> [REQUEST]
Transcribe the entries below exactly; leave every image out.

> [EXERCISE MATERIAL]

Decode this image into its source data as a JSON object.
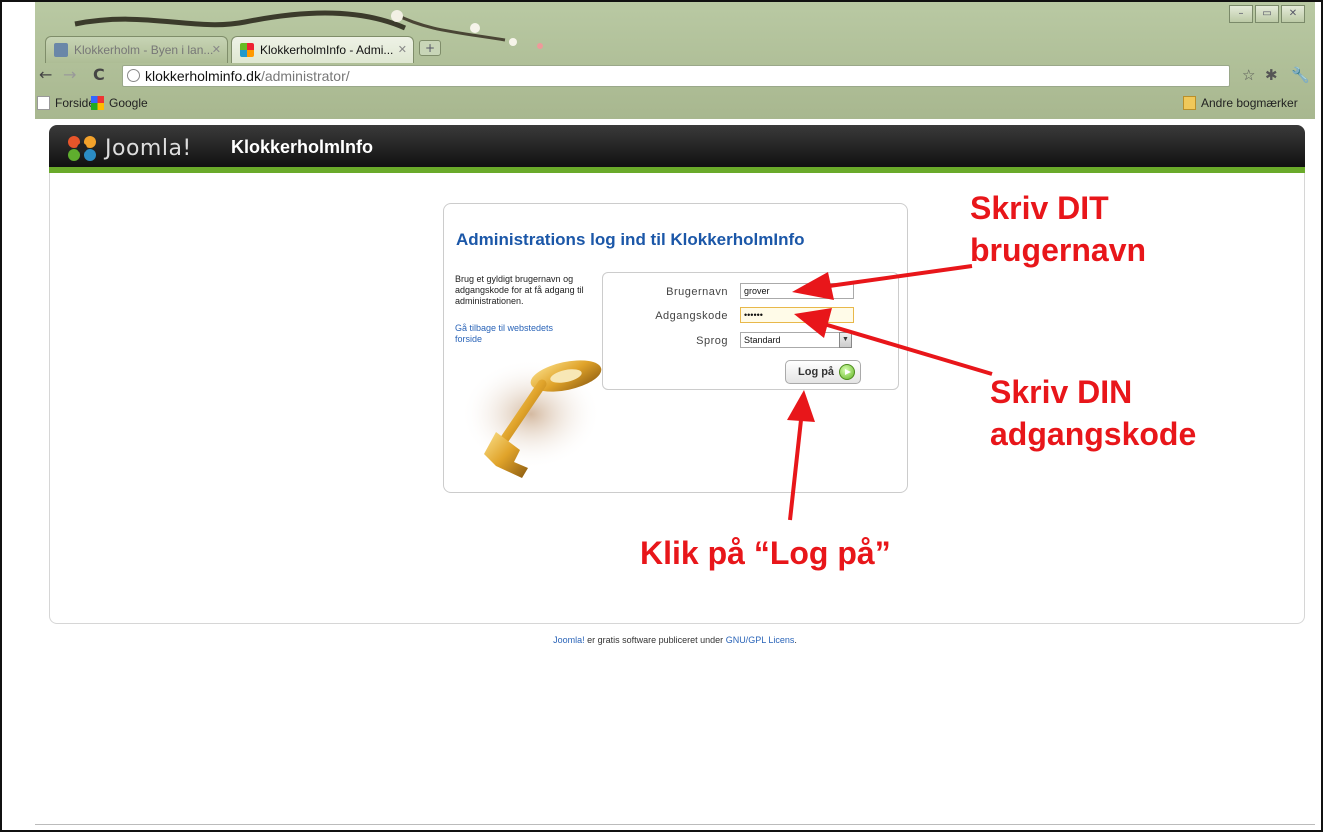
{
  "browser": {
    "tabs": [
      {
        "label": "Klokkerholm - Byen i lan...",
        "active": false
      },
      {
        "label": "KlokkerholmInfo - Admi...",
        "active": true
      }
    ],
    "address": {
      "domain": "klokkerholminfo.dk",
      "path": "/administrator/"
    },
    "bookmarks": {
      "left": [
        {
          "label": "Forside"
        },
        {
          "label": "Google"
        }
      ],
      "right": "Andre bogmærker"
    }
  },
  "header": {
    "logo_text": "Joomla!",
    "site_name": "KlokkerholmInfo",
    "accent_color": "#6aaa2a"
  },
  "login": {
    "title": "Administrations log ind til KlokkerholmInfo",
    "description": "Brug et gyldigt brugernavn og adgangskode for at få adgang til administrationen.",
    "back_link": "Gå tilbage til webstedets forside",
    "fields": {
      "username_label": "Brugernavn",
      "username_value": "grover",
      "password_label": "Adgangskode",
      "password_value": "••••••",
      "language_label": "Sprog",
      "language_value": "Standard"
    },
    "button_label": "Log på"
  },
  "footer": {
    "joomla": "Joomla!",
    "text_mid": " er gratis software publiceret under ",
    "license": "GNU/GPL Licens",
    "period": "."
  },
  "annotations": {
    "username": [
      "Skriv DIT",
      "brugernavn"
    ],
    "password": [
      "Skriv DIN",
      "adgangskode"
    ],
    "button": "Klik på “Log på”",
    "color": "#e8161a"
  }
}
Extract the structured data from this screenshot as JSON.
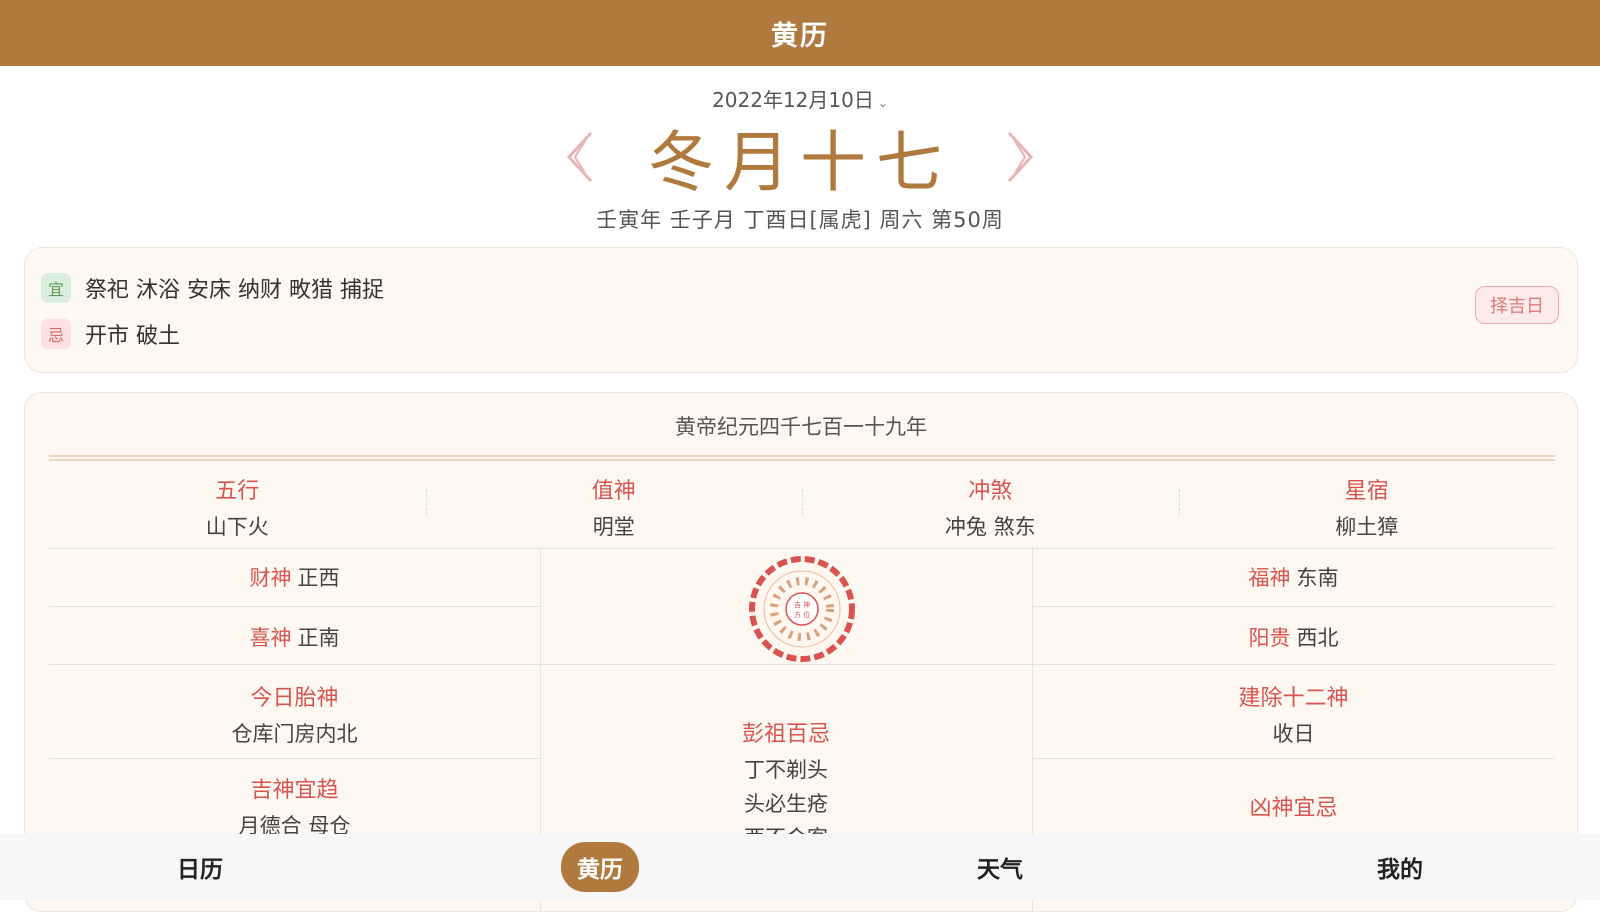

> [OUTPUT FOR THIS EXERCISE]
Decode this image into its source data as a JSON object.
{
  "browser": {
    "tabs": [
      {
        "label": "Klokkerholm - Byen i lan...",
        "active": false
      },
      {
        "label": "KlokkerholmInfo - Admi...",
        "active": true
      }
    ],
    "address": {
      "domain": "klokkerholminfo.dk",
      "path": "/administrator/"
    },
    "bookmarks": {
      "left": [
        {
          "label": "Forside"
        },
        {
          "label": "Google"
        }
      ],
      "right": "Andre bogmærker"
    }
  },
  "header": {
    "logo_text": "Joomla!",
    "site_name": "KlokkerholmInfo",
    "accent_color": "#6aaa2a"
  },
  "login": {
    "title": "Administrations log ind til KlokkerholmInfo",
    "description": "Brug et gyldigt brugernavn og adgangskode for at få adgang til administrationen.",
    "back_link": "Gå tilbage til webstedets forside",
    "fields": {
      "username_label": "Brugernavn",
      "username_value": "grover",
      "password_label": "Adgangskode",
      "password_value": "••••••",
      "language_label": "Sprog",
      "language_value": "Standard"
    },
    "button_label": "Log på"
  },
  "footer": {
    "joomla": "Joomla!",
    "text_mid": " er gratis software publiceret under ",
    "license": "GNU/GPL Licens",
    "period": "."
  },
  "annotations": {
    "username": [
      "Skriv DIT",
      "brugernavn"
    ],
    "password": [
      "Skriv DIN",
      "adgangskode"
    ],
    "button": "Klik på “Log på”",
    "color": "#e8161a"
  }
}
Extract the structured data from this screenshot as JSON.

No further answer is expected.